* Your task: Every line below is to be copied exactly, with the pictures left out.

>>

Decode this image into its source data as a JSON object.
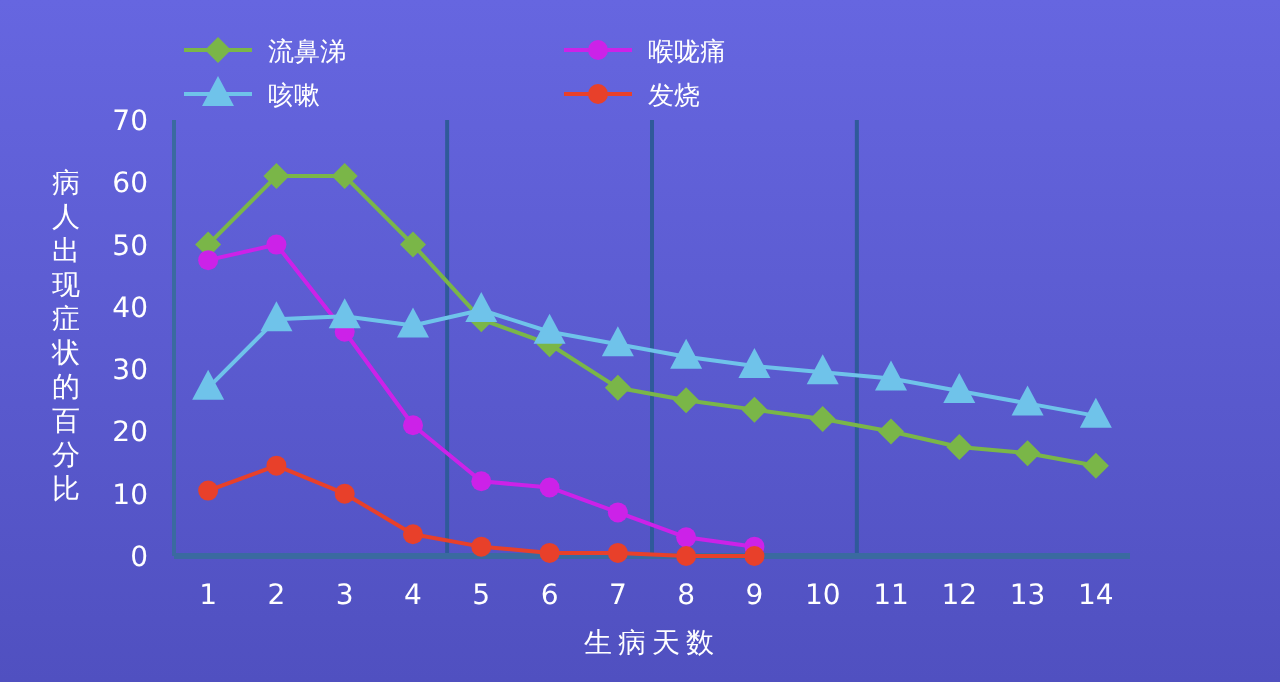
{
  "chart_data": {
    "type": "line",
    "xlabel": "生病天数",
    "ylabel": "病人出现症状的百分比",
    "x": [
      1,
      2,
      3,
      4,
      5,
      6,
      7,
      8,
      9,
      10,
      11,
      12,
      13,
      14
    ],
    "xlim": [
      0.5,
      14.5
    ],
    "xticks": [
      1,
      2,
      3,
      4,
      5,
      6,
      7,
      8,
      9,
      10,
      11,
      12,
      13,
      14
    ],
    "ylim": [
      0,
      70
    ],
    "yticks": [
      0,
      10,
      20,
      30,
      40,
      50,
      60,
      70
    ],
    "grid": false,
    "legend": "top left",
    "ref_lines": [
      {
        "axis": "x",
        "value": 4.5,
        "color": "#2f5a9a"
      },
      {
        "axis": "x",
        "value": 7.5,
        "color": "#2f5a9a"
      },
      {
        "axis": "x",
        "value": 10.5,
        "color": "#2f5a9a"
      }
    ],
    "series": [
      {
        "name": "流鼻涕",
        "color": "#7ab648",
        "marker": "diamond",
        "values": [
          50,
          61,
          61,
          50,
          38,
          34,
          27,
          25,
          23.5,
          22,
          20,
          17.5,
          16.5,
          14.5
        ]
      },
      {
        "name": "喉咙痛",
        "color": "#cc22e8",
        "marker": "circle",
        "values": [
          47.5,
          50,
          36,
          21,
          12,
          11,
          7,
          3,
          1.5,
          null,
          null,
          null,
          null,
          null
        ]
      },
      {
        "name": "咳嗽",
        "color": "#6fc3ea",
        "marker": "triangle",
        "values": [
          27,
          38,
          38.5,
          37,
          39.5,
          36,
          34,
          32,
          30.5,
          29.5,
          28.5,
          26.5,
          24.5,
          22.5
        ]
      },
      {
        "name": "发烧",
        "color": "#e8402a",
        "marker": "circle",
        "values": [
          10.5,
          14.5,
          10,
          3.5,
          1.5,
          0.5,
          0.5,
          0,
          0,
          null,
          null,
          null,
          null,
          null
        ]
      }
    ]
  }
}
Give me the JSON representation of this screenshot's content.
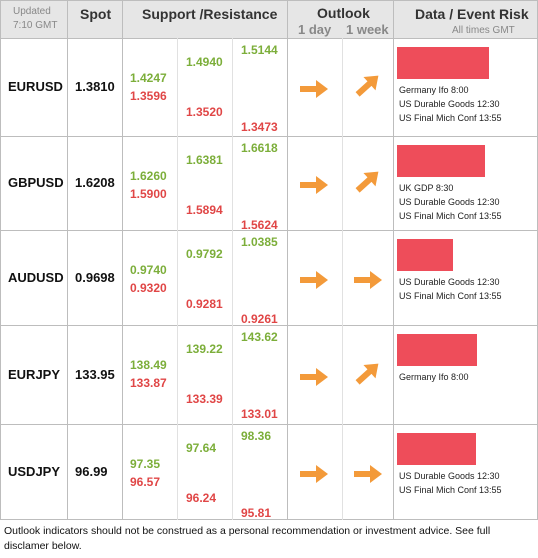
{
  "header": {
    "updated": "Updated",
    "time": "7:10 GMT",
    "spot": "Spot",
    "support_resistance": "Support /Resistance",
    "outlook": "Outlook",
    "outlook_1day": "1 day",
    "outlook_1week": "1 week",
    "data_event_risk": "Data / Event Risk",
    "all_times": "All times GMT"
  },
  "rows": [
    {
      "pair": "EURUSD",
      "spot": "1.3810",
      "r1": "1.4247",
      "s1": "1.3596",
      "r2": "1.4940",
      "s2": "1.3520",
      "r3": "1.5144",
      "s3": "1.3473",
      "outlook_1day": "right-arrow-icon",
      "outlook_1week": "up-right-arrow-icon",
      "risk_level": 0.9,
      "events": [
        "Germany Ifo 8:00",
        "US Durable Goods 12:30",
        "US Final Mich Conf 13:55"
      ]
    },
    {
      "pair": "GBPUSD",
      "spot": "1.6208",
      "r1": "1.6260",
      "s1": "1.5900",
      "r2": "1.6381",
      "s2": "1.5894",
      "r3": "1.6618",
      "s3": "1.5624",
      "outlook_1day": "right-arrow-icon",
      "outlook_1week": "up-right-arrow-icon",
      "risk_level": 0.86,
      "events": [
        "UK GDP 8:30",
        "US Durable Goods 12:30",
        "US Final Mich Conf 13:55"
      ]
    },
    {
      "pair": "AUDUSD",
      "spot": "0.9698",
      "r1": "0.9740",
      "s1": "0.9320",
      "r2": "0.9792",
      "s2": "0.9281",
      "r3": "1.0385",
      "s3": "0.9261",
      "outlook_1day": "right-arrow-icon",
      "outlook_1week": "right-arrow-icon",
      "risk_level": 0.55,
      "events": [
        "US Durable Goods 12:30",
        "US Final Mich Conf 13:55"
      ]
    },
    {
      "pair": "EURJPY",
      "spot": "133.95",
      "r1": "138.49",
      "s1": "133.87",
      "r2": "139.22",
      "s2": "133.39",
      "r3": "143.62",
      "s3": "133.01",
      "outlook_1day": "right-arrow-icon",
      "outlook_1week": "up-right-arrow-icon",
      "risk_level": 0.78,
      "events": [
        "Germany Ifo 8:00"
      ]
    },
    {
      "pair": "USDJPY",
      "spot": "96.99",
      "r1": "97.35",
      "s1": "96.57",
      "r2": "97.64",
      "s2": "96.24",
      "r3": "98.36",
      "s3": "95.81",
      "outlook_1day": "right-arrow-icon",
      "outlook_1week": "right-arrow-icon",
      "risk_level": 0.77,
      "events": [
        "US Durable Goods 12:30",
        "US Final Mich Conf 13:55"
      ]
    }
  ],
  "footnote": "Outlook indicators should not be construed as a personal recommendation or investment advice. See full disclamer below.",
  "colors": {
    "resistance": "#7cae3a",
    "support": "#e04646",
    "arrow": "#f39a3a",
    "risk_bar": "#ee4d5a",
    "header_bg": "#e6e6e6"
  }
}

<<

* Written answer:
Decode this image into its source data as a JSON object.
{
  "chart_data": {
    "type": "line",
    "xlabel": "生病天数",
    "ylabel": "病人出现症状的百分比",
    "x": [
      1,
      2,
      3,
      4,
      5,
      6,
      7,
      8,
      9,
      10,
      11,
      12,
      13,
      14
    ],
    "xlim": [
      0.5,
      14.5
    ],
    "xticks": [
      1,
      2,
      3,
      4,
      5,
      6,
      7,
      8,
      9,
      10,
      11,
      12,
      13,
      14
    ],
    "ylim": [
      0,
      70
    ],
    "yticks": [
      0,
      10,
      20,
      30,
      40,
      50,
      60,
      70
    ],
    "grid": false,
    "legend": "top left",
    "ref_lines": [
      {
        "axis": "x",
        "value": 4.5,
        "color": "#2f5a9a"
      },
      {
        "axis": "x",
        "value": 7.5,
        "color": "#2f5a9a"
      },
      {
        "axis": "x",
        "value": 10.5,
        "color": "#2f5a9a"
      }
    ],
    "series": [
      {
        "name": "流鼻涕",
        "color": "#7ab648",
        "marker": "diamond",
        "values": [
          50,
          61,
          61,
          50,
          38,
          34,
          27,
          25,
          23.5,
          22,
          20,
          17.5,
          16.5,
          14.5
        ]
      },
      {
        "name": "喉咙痛",
        "color": "#cc22e8",
        "marker": "circle",
        "values": [
          47.5,
          50,
          36,
          21,
          12,
          11,
          7,
          3,
          1.5,
          null,
          null,
          null,
          null,
          null
        ]
      },
      {
        "name": "咳嗽",
        "color": "#6fc3ea",
        "marker": "triangle",
        "values": [
          27,
          38,
          38.5,
          37,
          39.5,
          36,
          34,
          32,
          30.5,
          29.5,
          28.5,
          26.5,
          24.5,
          22.5
        ]
      },
      {
        "name": "发烧",
        "color": "#e8402a",
        "marker": "circle",
        "values": [
          10.5,
          14.5,
          10,
          3.5,
          1.5,
          0.5,
          0.5,
          0,
          0,
          null,
          null,
          null,
          null,
          null
        ]
      }
    ]
  }
}
Give me the JSON representation of this screenshot's content.
{
  "header": {
    "updated": "Updated",
    "time": "7:10 GMT",
    "spot": "Spot",
    "support_resistance": "Support /Resistance",
    "outlook": "Outlook",
    "outlook_1day": "1 day",
    "outlook_1week": "1 week",
    "data_event_risk": "Data / Event Risk",
    "all_times": "All times GMT"
  },
  "rows": [
    {
      "pair": "EURUSD",
      "spot": "1.3810",
      "r1": "1.4247",
      "s1": "1.3596",
      "r2": "1.4940",
      "s2": "1.3520",
      "r3": "1.5144",
      "s3": "1.3473",
      "outlook_1day": "right-arrow-icon",
      "outlook_1week": "up-right-arrow-icon",
      "risk_level": 0.9,
      "events": [
        "Germany Ifo 8:00",
        "US Durable Goods 12:30",
        "US Final Mich Conf 13:55"
      ]
    },
    {
      "pair": "GBPUSD",
      "spot": "1.6208",
      "r1": "1.6260",
      "s1": "1.5900",
      "r2": "1.6381",
      "s2": "1.5894",
      "r3": "1.6618",
      "s3": "1.5624",
      "outlook_1day": "right-arrow-icon",
      "outlook_1week": "up-right-arrow-icon",
      "risk_level": 0.86,
      "events": [
        "UK GDP 8:30",
        "US Durable Goods 12:30",
        "US Final Mich Conf 13:55"
      ]
    },
    {
      "pair": "AUDUSD",
      "spot": "0.9698",
      "r1": "0.9740",
      "s1": "0.9320",
      "r2": "0.9792",
      "s2": "0.9281",
      "r3": "1.0385",
      "s3": "0.9261",
      "outlook_1day": "right-arrow-icon",
      "outlook_1week": "right-arrow-icon",
      "risk_level": 0.55,
      "events": [
        "US Durable Goods 12:30",
        "US Final Mich Conf 13:55"
      ]
    },
    {
      "pair": "EURJPY",
      "spot": "133.95",
      "r1": "138.49",
      "s1": "133.87",
      "r2": "139.22",
      "s2": "133.39",
      "r3": "143.62",
      "s3": "133.01",
      "outlook_1day": "right-arrow-icon",
      "outlook_1week": "up-right-arrow-icon",
      "risk_level": 0.78,
      "events": [
        "Germany Ifo 8:00"
      ]
    },
    {
      "pair": "USDJPY",
      "spot": "96.99",
      "r1": "97.35",
      "s1": "96.57",
      "r2": "97.64",
      "s2": "96.24",
      "r3": "98.36",
      "s3": "95.81",
      "outlook_1day": "right-arrow-icon",
      "outlook_1week": "right-arrow-icon",
      "risk_level": 0.77,
      "events": [
        "US Durable Goods 12:30",
        "US Final Mich Conf 13:55"
      ]
    }
  ],
  "footnote": "Outlook indicators should not be construed as a personal recommendation or investment advice. See full disclamer below.",
  "colors": {
    "resistance": "#7cae3a",
    "support": "#e04646",
    "arrow": "#f39a3a",
    "risk_bar": "#ee4d5a",
    "header_bg": "#e6e6e6"
  }
}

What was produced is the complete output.